━━━━━ Given records ━━━━━

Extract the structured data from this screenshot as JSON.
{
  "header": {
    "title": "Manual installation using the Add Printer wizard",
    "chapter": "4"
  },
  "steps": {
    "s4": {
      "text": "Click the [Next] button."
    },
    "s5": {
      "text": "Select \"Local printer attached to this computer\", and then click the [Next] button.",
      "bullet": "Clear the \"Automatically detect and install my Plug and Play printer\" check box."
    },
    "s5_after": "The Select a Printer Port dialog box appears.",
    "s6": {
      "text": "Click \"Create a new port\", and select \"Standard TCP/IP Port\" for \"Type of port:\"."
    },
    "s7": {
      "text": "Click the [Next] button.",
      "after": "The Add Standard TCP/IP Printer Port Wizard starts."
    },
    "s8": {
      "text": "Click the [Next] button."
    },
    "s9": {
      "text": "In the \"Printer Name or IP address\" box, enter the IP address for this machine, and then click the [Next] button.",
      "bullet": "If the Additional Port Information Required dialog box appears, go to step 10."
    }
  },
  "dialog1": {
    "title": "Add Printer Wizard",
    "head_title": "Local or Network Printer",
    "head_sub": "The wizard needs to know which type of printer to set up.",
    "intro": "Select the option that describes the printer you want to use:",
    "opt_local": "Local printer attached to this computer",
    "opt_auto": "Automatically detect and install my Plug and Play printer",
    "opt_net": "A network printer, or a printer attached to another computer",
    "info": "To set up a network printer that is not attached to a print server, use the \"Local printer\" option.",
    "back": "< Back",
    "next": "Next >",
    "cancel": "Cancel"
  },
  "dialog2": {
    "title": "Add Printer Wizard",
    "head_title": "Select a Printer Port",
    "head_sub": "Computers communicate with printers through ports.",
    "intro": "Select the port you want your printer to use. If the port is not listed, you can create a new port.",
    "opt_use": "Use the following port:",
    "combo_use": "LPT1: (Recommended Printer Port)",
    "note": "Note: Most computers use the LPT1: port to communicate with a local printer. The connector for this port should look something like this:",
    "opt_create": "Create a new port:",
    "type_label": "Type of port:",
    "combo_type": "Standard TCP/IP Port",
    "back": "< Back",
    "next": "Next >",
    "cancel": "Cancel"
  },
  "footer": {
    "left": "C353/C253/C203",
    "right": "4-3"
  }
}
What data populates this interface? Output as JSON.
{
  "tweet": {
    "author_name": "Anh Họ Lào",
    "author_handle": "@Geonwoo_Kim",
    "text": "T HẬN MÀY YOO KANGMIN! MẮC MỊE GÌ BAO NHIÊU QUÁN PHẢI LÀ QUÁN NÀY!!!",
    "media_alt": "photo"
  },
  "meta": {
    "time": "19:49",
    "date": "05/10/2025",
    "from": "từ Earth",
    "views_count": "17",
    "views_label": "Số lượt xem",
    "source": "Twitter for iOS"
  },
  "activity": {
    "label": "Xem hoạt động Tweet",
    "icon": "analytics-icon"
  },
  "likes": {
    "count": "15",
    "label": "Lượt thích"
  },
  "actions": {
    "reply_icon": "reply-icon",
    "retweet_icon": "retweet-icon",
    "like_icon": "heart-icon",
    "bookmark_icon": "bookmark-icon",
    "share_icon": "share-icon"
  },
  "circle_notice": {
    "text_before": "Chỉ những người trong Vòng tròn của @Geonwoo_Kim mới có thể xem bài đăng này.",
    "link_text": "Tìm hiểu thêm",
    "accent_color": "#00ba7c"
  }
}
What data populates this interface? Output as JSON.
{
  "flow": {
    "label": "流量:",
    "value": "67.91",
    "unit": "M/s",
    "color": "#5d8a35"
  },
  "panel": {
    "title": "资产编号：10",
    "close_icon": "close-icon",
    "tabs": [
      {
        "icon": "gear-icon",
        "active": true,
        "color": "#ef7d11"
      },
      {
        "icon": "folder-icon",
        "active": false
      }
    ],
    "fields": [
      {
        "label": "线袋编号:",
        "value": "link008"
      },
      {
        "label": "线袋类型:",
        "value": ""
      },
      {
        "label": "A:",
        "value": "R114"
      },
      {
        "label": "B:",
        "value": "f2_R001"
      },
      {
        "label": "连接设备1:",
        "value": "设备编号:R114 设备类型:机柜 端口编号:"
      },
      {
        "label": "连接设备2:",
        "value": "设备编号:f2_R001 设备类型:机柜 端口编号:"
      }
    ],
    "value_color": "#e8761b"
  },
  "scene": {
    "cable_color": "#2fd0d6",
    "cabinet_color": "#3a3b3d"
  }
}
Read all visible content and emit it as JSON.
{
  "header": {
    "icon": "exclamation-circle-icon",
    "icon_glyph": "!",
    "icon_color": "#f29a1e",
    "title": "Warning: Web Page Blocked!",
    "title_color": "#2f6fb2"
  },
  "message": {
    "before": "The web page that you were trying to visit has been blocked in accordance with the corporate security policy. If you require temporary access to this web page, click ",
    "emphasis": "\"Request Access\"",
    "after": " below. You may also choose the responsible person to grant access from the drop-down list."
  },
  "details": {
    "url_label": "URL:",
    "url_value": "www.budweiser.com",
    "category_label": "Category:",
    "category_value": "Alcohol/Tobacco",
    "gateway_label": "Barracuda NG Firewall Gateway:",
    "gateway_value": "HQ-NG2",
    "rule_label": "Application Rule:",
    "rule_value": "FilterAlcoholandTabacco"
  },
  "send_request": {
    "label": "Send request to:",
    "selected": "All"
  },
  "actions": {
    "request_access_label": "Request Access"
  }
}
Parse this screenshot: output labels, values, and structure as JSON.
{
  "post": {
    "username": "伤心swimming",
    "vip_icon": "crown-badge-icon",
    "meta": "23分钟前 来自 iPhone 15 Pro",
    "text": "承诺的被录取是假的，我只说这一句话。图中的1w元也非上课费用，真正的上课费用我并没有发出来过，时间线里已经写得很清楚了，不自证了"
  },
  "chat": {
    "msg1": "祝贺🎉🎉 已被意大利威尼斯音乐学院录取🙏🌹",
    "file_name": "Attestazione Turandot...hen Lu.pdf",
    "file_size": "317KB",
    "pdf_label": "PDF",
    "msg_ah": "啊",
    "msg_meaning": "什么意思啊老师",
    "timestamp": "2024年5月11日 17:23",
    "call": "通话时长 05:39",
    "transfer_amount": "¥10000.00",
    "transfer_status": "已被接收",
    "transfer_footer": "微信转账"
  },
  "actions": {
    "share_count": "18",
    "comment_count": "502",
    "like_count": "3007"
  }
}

━━━━━

* [Stated task]: Repeat the listing exactly, from its first line to its last.

* [Result for this task]:
Extract the structured data from this screenshot as JSON.
{
  "header": {
    "title": "Manual installation using the Add Printer wizard",
    "chapter": "4"
  },
  "steps": {
    "s4": {
      "text": "Click the [Next] button."
    },
    "s5": {
      "text": "Select \"Local printer attached to this computer\", and then click the [Next] button.",
      "bullet": "Clear the \"Automatically detect and install my Plug and Play printer\" check box."
    },
    "s5_after": "The Select a Printer Port dialog box appears.",
    "s6": {
      "text": "Click \"Create a new port\", and select \"Standard TCP/IP Port\" for \"Type of port:\"."
    },
    "s7": {
      "text": "Click the [Next] button.",
      "after": "The Add Standard TCP/IP Printer Port Wizard starts."
    },
    "s8": {
      "text": "Click the [Next] button."
    },
    "s9": {
      "text": "In the \"Printer Name or IP address\" box, enter the IP address for this machine, and then click the [Next] button.",
      "bullet": "If the Additional Port Information Required dialog box appears, go to step 10."
    }
  },
  "dialog1": {
    "title": "Add Printer Wizard",
    "head_title": "Local or Network Printer",
    "head_sub": "The wizard needs to know which type of printer to set up.",
    "intro": "Select the option that describes the printer you want to use:",
    "opt_local": "Local printer attached to this computer",
    "opt_auto": "Automatically detect and install my Plug and Play printer",
    "opt_net": "A network printer, or a printer attached to another computer",
    "info": "To set up a network printer that is not attached to a print server, use the \"Local printer\" option.",
    "back": "< Back",
    "next": "Next >",
    "cancel": "Cancel"
  },
  "dialog2": {
    "title": "Add Printer Wizard",
    "head_title": "Select a Printer Port",
    "head_sub": "Computers communicate with printers through ports.",
    "intro": "Select the port you want your printer to use. If the port is not listed, you can create a new port.",
    "opt_use": "Use the following port:",
    "combo_use": "LPT1: (Recommended Printer Port)",
    "note": "Note: Most computers use the LPT1: port to communicate with a local printer. The connector for this port should look something like this:",
    "opt_create": "Create a new port:",
    "type_label": "Type of port:",
    "combo_type": "Standard TCP/IP Port",
    "back": "< Back",
    "next": "Next >",
    "cancel": "Cancel"
  },
  "footer": {
    "left": "C353/C253/C203",
    "right": "4-3"
  }
}
What data populates this interface? Output as JSON.
{
  "tweet": {
    "author_name": "Anh Họ Lào",
    "author_handle": "@Geonwoo_Kim",
    "text": "T HẬN MÀY YOO KANGMIN! MẮC MỊE GÌ BAO NHIÊU QUÁN PHẢI LÀ QUÁN NÀY!!!",
    "media_alt": "photo"
  },
  "meta": {
    "time": "19:49",
    "date": "05/10/2025",
    "from": "từ Earth",
    "views_count": "17",
    "views_label": "Số lượt xem",
    "source": "Twitter for iOS"
  },
  "activity": {
    "label": "Xem hoạt động Tweet",
    "icon": "analytics-icon"
  },
  "likes": {
    "count": "15",
    "label": "Lượt thích"
  },
  "actions": {
    "reply_icon": "reply-icon",
    "retweet_icon": "retweet-icon",
    "like_icon": "heart-icon",
    "bookmark_icon": "bookmark-icon",
    "share_icon": "share-icon"
  },
  "circle_notice": {
    "text_before": "Chỉ những người trong Vòng tròn của @Geonwoo_Kim mới có thể xem bài đăng này.",
    "link_text": "Tìm hiểu thêm",
    "accent_color": "#00ba7c"
  }
}
What data populates this interface? Output as JSON.
{
  "flow": {
    "label": "流量:",
    "value": "67.91",
    "unit": "M/s",
    "color": "#5d8a35"
  },
  "panel": {
    "title": "资产编号：10",
    "close_icon": "close-icon",
    "tabs": [
      {
        "icon": "gear-icon",
        "active": true,
        "color": "#ef7d11"
      },
      {
        "icon": "folder-icon",
        "active": false
      }
    ],
    "fields": [
      {
        "label": "线袋编号:",
        "value": "link008"
      },
      {
        "label": "线袋类型:",
        "value": ""
      },
      {
        "label": "A:",
        "value": "R114"
      },
      {
        "label": "B:",
        "value": "f2_R001"
      },
      {
        "label": "连接设备1:",
        "value": "设备编号:R114 设备类型:机柜 端口编号:"
      },
      {
        "label": "连接设备2:",
        "value": "设备编号:f2_R001 设备类型:机柜 端口编号:"
      }
    ],
    "value_color": "#e8761b"
  },
  "scene": {
    "cable_color": "#2fd0d6",
    "cabinet_color": "#3a3b3d"
  }
}
Read all visible content and emit it as JSON.
{
  "header": {
    "icon": "exclamation-circle-icon",
    "icon_glyph": "!",
    "icon_color": "#f29a1e",
    "title": "Warning: Web Page Blocked!",
    "title_color": "#2f6fb2"
  },
  "message": {
    "before": "The web page that you were trying to visit has been blocked in accordance with the corporate security policy. If you require temporary access to this web page, click ",
    "emphasis": "\"Request Access\"",
    "after": " below. You may also choose the responsible person to grant access from the drop-down list."
  },
  "details": {
    "url_label": "URL:",
    "url_value": "www.budweiser.com",
    "category_label": "Category:",
    "category_value": "Alcohol/Tobacco",
    "gateway_label": "Barracuda NG Firewall Gateway:",
    "gateway_value": "HQ-NG2",
    "rule_label": "Application Rule:",
    "rule_value": "FilterAlcoholandTabacco"
  },
  "send_request": {
    "label": "Send request to:",
    "selected": "All"
  },
  "actions": {
    "request_access_label": "Request Access"
  }
}
Parse this screenshot: output labels, values, and structure as JSON.
{
  "post": {
    "username": "伤心swimming",
    "vip_icon": "crown-badge-icon",
    "meta": "23分钟前 来自 iPhone 15 Pro",
    "text": "承诺的被录取是假的，我只说这一句话。图中的1w元也非上课费用，真正的上课费用我并没有发出来过，时间线里已经写得很清楚了，不自证了"
  },
  "chat": {
    "msg1": "祝贺🎉🎉 已被意大利威尼斯音乐学院录取🙏🌹",
    "file_name": "Attestazione Turandot...hen Lu.pdf",
    "file_size": "317KB",
    "pdf_label": "PDF",
    "msg_ah": "啊",
    "msg_meaning": "什么意思啊老师",
    "timestamp": "2024年5月11日 17:23",
    "call": "通话时长 05:39",
    "transfer_amount": "¥10000.00",
    "transfer_status": "已被接收",
    "transfer_footer": "微信转账"
  },
  "actions": {
    "share_count": "18",
    "comment_count": "502",
    "like_count": "3007"
  }
}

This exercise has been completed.